• Problem A: Can you condense the paragraph of the Batman essay that begins "So, a man in a Bat costume" into a shorter version that keeps its main facts?
• Problem B: Could you carry the essay on Batman and the Joker further, starting after its last sentence?

• Source text:

- Opening Delimiter -

I don't know how relevant, cohesive or sane any of this sounds, but I'm going to keep at it.

So, a man in a Bat costume runs around, ruthlessly mangling and mutilating those who would choose to bring pain to others through illegal means all throughout his city. Much of this, however, was beating the living shit out of drug addicts and other people whom life handed the short end of the stick. Chances are, Batman began in an ugly, ugly place. Just as it required the sacrifice of two outstanding people, the Bat-monster must have chewed on a lot of furniture and shat on a lot of carpets before the controlling consciousness could get a leash on it. Batman would now give rise to his antithesis, as if to create limits for himself. This he would manifest in the autocratic need for violence and justice in the Man, who would carelessly knock an externally unremarkable fellow into a vat of chemicals, out of which would arise The Joker.

- Closing Delimiter -

• Data extract:
- Opening Delimiter -

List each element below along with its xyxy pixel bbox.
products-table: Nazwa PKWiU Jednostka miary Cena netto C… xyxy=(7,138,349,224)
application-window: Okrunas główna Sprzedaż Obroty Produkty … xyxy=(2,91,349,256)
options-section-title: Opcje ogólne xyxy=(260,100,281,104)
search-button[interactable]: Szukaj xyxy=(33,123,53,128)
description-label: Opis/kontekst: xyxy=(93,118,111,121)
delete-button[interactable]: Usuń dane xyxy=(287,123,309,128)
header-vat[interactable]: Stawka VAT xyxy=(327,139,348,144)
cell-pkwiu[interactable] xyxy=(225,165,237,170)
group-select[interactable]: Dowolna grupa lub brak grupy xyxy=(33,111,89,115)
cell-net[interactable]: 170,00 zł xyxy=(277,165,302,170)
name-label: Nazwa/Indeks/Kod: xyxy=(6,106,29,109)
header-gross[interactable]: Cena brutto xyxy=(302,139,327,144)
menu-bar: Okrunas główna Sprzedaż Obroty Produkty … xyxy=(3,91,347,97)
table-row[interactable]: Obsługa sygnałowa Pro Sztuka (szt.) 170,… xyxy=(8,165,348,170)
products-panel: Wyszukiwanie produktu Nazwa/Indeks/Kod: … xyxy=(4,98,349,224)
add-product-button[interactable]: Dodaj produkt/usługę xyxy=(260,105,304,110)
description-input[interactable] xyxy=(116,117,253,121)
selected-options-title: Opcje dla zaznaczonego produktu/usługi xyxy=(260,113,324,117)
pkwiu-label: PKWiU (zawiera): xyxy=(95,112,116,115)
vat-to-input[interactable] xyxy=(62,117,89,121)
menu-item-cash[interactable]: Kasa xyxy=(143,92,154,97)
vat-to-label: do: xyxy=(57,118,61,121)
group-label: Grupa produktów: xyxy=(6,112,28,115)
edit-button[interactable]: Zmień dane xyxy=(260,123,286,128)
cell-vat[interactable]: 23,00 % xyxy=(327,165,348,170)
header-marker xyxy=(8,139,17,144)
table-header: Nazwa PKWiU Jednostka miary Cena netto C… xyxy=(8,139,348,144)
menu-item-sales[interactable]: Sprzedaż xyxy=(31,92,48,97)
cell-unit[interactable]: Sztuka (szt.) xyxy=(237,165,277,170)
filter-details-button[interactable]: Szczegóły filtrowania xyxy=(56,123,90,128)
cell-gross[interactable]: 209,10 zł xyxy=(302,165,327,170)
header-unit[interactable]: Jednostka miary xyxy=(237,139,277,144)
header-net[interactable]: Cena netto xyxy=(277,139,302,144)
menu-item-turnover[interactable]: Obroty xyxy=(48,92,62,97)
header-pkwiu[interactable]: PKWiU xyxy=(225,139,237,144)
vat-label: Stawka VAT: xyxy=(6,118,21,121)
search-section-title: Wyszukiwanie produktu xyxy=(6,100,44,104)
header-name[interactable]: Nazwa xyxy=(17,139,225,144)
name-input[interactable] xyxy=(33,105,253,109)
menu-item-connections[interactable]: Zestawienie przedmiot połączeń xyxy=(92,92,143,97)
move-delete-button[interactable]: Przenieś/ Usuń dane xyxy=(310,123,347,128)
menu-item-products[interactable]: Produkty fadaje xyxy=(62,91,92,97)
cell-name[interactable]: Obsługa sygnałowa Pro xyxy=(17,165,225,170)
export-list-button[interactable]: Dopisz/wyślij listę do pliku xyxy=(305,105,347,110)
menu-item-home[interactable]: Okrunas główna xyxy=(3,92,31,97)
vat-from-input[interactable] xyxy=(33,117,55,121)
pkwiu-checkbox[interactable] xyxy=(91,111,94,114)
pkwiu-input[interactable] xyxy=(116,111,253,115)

- Closing Delimiter -

• Response box A: A man in a Bat costume ruthlessly maims those across his city who bring pain to others through illegal means, though much of this amounts to beating drug addicts and others whom life treated badly. Batman likely began in an ugly place. His origin required the sacrifice of two outstanding people, and the Bat-monster must have done a great deal of damage before the controlling consciousness could leash it. Batman then gives rise to his antithesis, as if to set limits for himself. That antithesis comes from the Man's autocratic need for violence and justice: he carelessly knocks an unremarkable fellow into a vat of chemicals, and The Joker emerges.

• Response box B:
Just as Batman became defined as Not Bruce, this Joker would become defined as Not Anonymous. Every act would be an indulgence. Everything would be seen as a source of amusement. The Joker has no alter ego, for his world is all for fun, and thus he has no need to act in shadow or in secret. The terrorization of the Bat-monster run rampant has consequences with the Joker. No one is an anonymous vessel for crime when a person chooses to become the opposite of their fears instead of the embodiment of them.

The Joker's inception perhaps initiated the Robin scenario as well. Seeing the effects of his works, Batman would perhaps see a unique opportunity in the newly orphaned Dick Grayson, already a child so different than the young Bruce Wayne of an equivalent age. The forgotten Little Boy Bruce found a peer, and Batman found a person in whom he could affect change without terrorizing. Although Robin and Joker share red and green elements in their appearance, Robin chooses yellow which complements the Joker's purple. From here, the Robin figure would act as the synthesis of Joker and Batman.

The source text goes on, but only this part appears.